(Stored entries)
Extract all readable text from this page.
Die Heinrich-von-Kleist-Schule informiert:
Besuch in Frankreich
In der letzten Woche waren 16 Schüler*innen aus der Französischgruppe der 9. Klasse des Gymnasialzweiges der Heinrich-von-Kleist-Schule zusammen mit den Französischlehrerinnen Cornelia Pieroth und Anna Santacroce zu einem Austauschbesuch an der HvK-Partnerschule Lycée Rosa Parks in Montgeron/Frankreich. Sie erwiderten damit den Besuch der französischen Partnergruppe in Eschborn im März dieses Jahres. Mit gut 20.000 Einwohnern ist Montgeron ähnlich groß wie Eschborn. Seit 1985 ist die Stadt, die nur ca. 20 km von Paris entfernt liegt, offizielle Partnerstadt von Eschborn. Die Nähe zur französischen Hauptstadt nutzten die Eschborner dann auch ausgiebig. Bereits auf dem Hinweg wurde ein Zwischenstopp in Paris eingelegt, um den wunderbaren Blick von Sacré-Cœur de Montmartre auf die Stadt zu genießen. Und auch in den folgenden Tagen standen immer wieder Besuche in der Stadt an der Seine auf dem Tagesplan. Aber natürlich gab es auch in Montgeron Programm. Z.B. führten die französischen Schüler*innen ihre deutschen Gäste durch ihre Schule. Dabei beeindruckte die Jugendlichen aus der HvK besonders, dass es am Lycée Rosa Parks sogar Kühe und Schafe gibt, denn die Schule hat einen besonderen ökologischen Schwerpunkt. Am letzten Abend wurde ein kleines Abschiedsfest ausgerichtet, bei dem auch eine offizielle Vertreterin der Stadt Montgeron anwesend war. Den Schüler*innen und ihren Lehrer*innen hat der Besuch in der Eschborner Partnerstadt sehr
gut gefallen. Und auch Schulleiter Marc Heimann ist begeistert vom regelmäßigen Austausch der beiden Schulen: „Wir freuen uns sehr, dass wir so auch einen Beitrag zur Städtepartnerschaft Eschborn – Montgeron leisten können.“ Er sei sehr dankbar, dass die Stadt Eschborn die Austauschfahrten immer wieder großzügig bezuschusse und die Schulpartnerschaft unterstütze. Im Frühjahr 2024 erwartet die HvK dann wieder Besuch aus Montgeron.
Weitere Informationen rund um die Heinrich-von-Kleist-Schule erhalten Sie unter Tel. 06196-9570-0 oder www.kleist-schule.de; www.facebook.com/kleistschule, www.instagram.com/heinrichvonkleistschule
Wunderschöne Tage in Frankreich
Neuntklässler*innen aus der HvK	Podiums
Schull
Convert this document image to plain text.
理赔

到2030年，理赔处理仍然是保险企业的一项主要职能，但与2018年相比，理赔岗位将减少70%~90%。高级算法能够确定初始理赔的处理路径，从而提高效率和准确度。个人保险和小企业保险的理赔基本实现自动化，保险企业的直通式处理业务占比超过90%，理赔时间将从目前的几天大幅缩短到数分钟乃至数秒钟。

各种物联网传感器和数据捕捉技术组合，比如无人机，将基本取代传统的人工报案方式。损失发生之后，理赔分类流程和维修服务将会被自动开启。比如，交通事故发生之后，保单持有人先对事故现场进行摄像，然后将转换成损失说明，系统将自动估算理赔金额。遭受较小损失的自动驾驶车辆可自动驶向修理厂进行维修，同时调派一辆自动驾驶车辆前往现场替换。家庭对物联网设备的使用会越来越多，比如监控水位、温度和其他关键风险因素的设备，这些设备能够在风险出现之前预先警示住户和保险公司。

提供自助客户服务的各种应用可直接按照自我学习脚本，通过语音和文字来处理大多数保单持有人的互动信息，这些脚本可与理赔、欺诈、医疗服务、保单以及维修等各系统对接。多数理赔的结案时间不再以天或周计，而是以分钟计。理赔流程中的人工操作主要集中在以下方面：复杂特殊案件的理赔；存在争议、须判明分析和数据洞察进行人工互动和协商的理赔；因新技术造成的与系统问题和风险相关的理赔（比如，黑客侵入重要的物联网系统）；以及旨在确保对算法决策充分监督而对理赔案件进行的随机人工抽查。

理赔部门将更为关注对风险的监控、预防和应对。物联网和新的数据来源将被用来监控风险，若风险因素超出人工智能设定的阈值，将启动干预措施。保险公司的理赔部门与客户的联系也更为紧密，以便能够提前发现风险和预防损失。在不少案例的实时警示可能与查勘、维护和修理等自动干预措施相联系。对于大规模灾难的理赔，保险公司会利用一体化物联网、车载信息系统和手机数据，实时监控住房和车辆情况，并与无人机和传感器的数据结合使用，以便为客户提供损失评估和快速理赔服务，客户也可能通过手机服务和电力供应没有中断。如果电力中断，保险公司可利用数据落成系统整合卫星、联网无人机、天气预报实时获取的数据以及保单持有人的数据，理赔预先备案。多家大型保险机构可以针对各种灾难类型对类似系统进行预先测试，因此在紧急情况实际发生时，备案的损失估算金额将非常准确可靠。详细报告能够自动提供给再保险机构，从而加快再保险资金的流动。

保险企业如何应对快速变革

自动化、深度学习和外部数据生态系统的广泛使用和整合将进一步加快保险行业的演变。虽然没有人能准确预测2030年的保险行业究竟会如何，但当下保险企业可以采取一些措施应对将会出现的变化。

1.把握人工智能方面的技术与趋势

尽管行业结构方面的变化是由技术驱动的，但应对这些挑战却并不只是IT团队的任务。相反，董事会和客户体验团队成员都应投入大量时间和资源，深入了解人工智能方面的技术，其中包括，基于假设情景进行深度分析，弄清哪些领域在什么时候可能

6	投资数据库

Task instructions: Write out the whole listing exactly.

Output for this task:
Extract all readable text from this page.
Die Heinrich-von-Kleist-Schule informiert:
Besuch in Frankreich
In der letzten Woche waren 16 Schüler*innen aus der Französischgruppe der 9. Klasse des Gymnasialzweiges der Heinrich-von-Kleist-Schule zusammen mit den Französischlehrerinnen Cornelia Pieroth und Anna Santacroce zu einem Austauschbesuch an der HvK-Partnerschule Lycée Rosa Parks in Montgeron/Frankreich. Sie erwiderten damit den Besuch der französischen Partnergruppe in Eschborn im März dieses Jahres. Mit gut 20.000 Einwohnern ist Montgeron ähnlich groß wie Eschborn. Seit 1985 ist die Stadt, die nur ca. 20 km von Paris entfernt liegt, offizielle Partnerstadt von Eschborn. Die Nähe zur französischen Hauptstadt nutzten die Eschborner dann auch ausgiebig. Bereits auf dem Hinweg wurde ein Zwischenstopp in Paris eingelegt, um den wunderbaren Blick von Sacré-Cœur de Montmartre auf die Stadt zu genießen. Und auch in den folgenden Tagen standen immer wieder Besuche in der Stadt an der Seine auf dem Tagesplan. Aber natürlich gab es auch in Montgeron Programm. Z.B. führten die französischen Schüler*innen ihre deutschen Gäste durch ihre Schule. Dabei beeindruckte die Jugendlichen aus der HvK besonders, dass es am Lycée Rosa Parks sogar Kühe und Schafe gibt, denn die Schule hat einen besonderen ökologischen Schwerpunkt. Am letzten Abend wurde ein kleines Abschiedsfest ausgerichtet, bei dem auch eine offizielle Vertreterin der Stadt Montgeron anwesend war. Den Schüler*innen und ihren Lehrer*innen hat der Besuch in der Eschborner Partnerstadt sehr
gut gefallen. Und auch Schulleiter Marc Heimann ist begeistert vom regelmäßigen Austausch der beiden Schulen: „Wir freuen uns sehr, dass wir so auch einen Beitrag zur Städtepartnerschaft Eschborn – Montgeron leisten können.“ Er sei sehr dankbar, dass die Stadt Eschborn die Austauschfahrten immer wieder großzügig bezuschusse und die Schulpartnerschaft unterstütze. Im Frühjahr 2024 erwartet die HvK dann wieder Besuch aus Montgeron.
Weitere Informationen rund um die Heinrich-von-Kleist-Schule erhalten Sie unter Tel. 06196-9570-0 oder www.kleist-schule.de; www.facebook.com/kleistschule, www.instagram.com/heinrichvonkleistschule
Wunderschöne Tage in Frankreich
Neuntklässler*innen aus der HvK	Podiums
Schull
Convert this document image to plain text.
理赔

到2030年，理赔处理仍然是保险企业的一项主要职能，但与2018年相比，理赔岗位将减少70%~90%。高级算法能够确定初始理赔的处理路径，从而提高效率和准确度。个人保险和小企业保险的理赔基本实现自动化，保险企业的直通式处理业务占比超过90%，理赔时间将从目前的几天大幅缩短到数分钟乃至数秒钟。

各种物联网传感器和数据捕捉技术组合，比如无人机，将基本取代传统的人工报案方式。损失发生之后，理赔分类流程和维修服务将会被自动开启。比如，交通事故发生之后，保单持有人先对事故现场进行摄像，然后将转换成损失说明，系统将自动估算理赔金额。遭受较小损失的自动驾驶车辆可自动驶向修理厂进行维修，同时调派一辆自动驾驶车辆前往现场替换。家庭对物联网设备的使用会越来越多，比如监控水位、温度和其他关键风险因素的设备，这些设备能够在风险出现之前预先警示住户和保险公司。

提供自助客户服务的各种应用可直接按照自我学习脚本，通过语音和文字来处理大多数保单持有人的互动信息，这些脚本可与理赔、欺诈、医疗服务、保单以及维修等各系统对接。多数理赔的结案时间不再以天或周计，而是以分钟计。理赔流程中的人工操作主要集中在以下方面：复杂特殊案件的理赔；存在争议、须判明分析和数据洞察进行人工互动和协商的理赔；因新技术造成的与系统问题和风险相关的理赔（比如，黑客侵入重要的物联网系统）；以及旨在确保对算法决策充分监督而对理赔案件进行的随机人工抽查。

理赔部门将更为关注对风险的监控、预防和应对。物联网和新的数据来源将被用来监控风险，若风险因素超出人工智能设定的阈值，将启动干预措施。保险公司的理赔部门与客户的联系也更为紧密，以便能够提前发现风险和预防损失。在不少案例的实时警示可能与查勘、维护和修理等自动干预措施相联系。对于大规模灾难的理赔，保险公司会利用一体化物联网、车载信息系统和手机数据，实时监控住房和车辆情况，并与无人机和传感器的数据结合使用，以便为客户提供损失评估和快速理赔服务，客户也可能通过手机服务和电力供应没有中断。如果电力中断，保险公司可利用数据落成系统整合卫星、联网无人机、天气预报实时获取的数据以及保单持有人的数据，理赔预先备案。多家大型保险机构可以针对各种灾难类型对类似系统进行预先测试，因此在紧急情况实际发生时，备案的损失估算金额将非常准确可靠。详细报告能够自动提供给再保险机构，从而加快再保险资金的流动。

保险企业如何应对快速变革

自动化、深度学习和外部数据生态系统的广泛使用和整合将进一步加快保险行业的演变。虽然没有人能准确预测2030年的保险行业究竟会如何，但当下保险企业可以采取一些措施应对将会出现的变化。

1.把握人工智能方面的技术与趋势

尽管行业结构方面的变化是由技术驱动的，但应对这些挑战却并不只是IT团队的任务。相反，董事会和客户体验团队成员都应投入大量时间和资源，深入了解人工智能方面的技术，其中包括，基于假设情景进行深度分析，弄清哪些领域在什么时候可能

6	投资数据库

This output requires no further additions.